◆ **EXERCISE GOAL**: Below is a listing. Gather each line of it that contains "不含税出厂价".

◆ ◆ ◆ ◆

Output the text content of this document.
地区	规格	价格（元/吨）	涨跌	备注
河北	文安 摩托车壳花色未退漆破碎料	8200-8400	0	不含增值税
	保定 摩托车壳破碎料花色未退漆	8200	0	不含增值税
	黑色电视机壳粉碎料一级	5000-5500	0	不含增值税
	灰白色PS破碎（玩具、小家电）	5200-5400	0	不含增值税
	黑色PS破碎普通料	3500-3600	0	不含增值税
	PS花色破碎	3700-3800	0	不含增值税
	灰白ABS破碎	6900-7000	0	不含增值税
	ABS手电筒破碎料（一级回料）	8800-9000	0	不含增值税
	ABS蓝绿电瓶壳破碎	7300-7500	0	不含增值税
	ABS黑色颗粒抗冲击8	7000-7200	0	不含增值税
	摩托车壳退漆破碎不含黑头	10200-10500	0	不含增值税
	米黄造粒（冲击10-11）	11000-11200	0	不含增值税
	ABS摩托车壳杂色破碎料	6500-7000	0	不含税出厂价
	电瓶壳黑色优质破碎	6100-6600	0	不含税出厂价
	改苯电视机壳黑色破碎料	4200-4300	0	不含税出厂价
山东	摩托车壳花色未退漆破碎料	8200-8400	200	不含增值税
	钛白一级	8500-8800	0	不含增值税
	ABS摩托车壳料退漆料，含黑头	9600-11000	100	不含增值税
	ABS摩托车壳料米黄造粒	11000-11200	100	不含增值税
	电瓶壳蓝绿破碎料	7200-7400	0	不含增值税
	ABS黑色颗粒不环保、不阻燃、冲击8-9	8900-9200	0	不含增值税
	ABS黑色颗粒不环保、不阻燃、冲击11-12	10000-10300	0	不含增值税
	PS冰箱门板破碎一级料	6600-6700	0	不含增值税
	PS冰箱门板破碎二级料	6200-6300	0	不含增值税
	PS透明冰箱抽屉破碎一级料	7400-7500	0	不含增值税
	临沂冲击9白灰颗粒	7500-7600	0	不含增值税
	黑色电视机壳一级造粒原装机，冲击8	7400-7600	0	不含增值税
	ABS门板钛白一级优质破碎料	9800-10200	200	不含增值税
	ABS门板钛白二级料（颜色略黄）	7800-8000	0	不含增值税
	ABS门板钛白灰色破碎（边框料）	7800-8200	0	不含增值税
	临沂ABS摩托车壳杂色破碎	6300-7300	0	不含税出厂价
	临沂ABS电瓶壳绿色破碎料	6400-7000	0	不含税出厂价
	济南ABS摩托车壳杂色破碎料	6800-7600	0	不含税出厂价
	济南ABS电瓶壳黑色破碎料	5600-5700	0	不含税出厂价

◆ ◆ ◆ ◆

◆ **COMPLETED EXERCISE**:
	ABS摩托车壳杂色破碎料	6500-7000	0	不含税出厂价
	电瓶壳黑色优质破碎	6100-6600	0	不含税出厂价
	改苯电视机壳黑色破碎料	4200-4300	0	不含税出厂价
	临沂ABS摩托车壳杂色破碎	6300-7300	0	不含税出厂价
	临沂ABS电瓶壳绿色破碎料	6400-7000	0	不含税出厂价
	济南ABS摩托车壳杂色破碎料	6800-7600	0	不含税出厂价
	济南ABS电瓶壳黑色破碎料	5600-5700	0	不含税出厂价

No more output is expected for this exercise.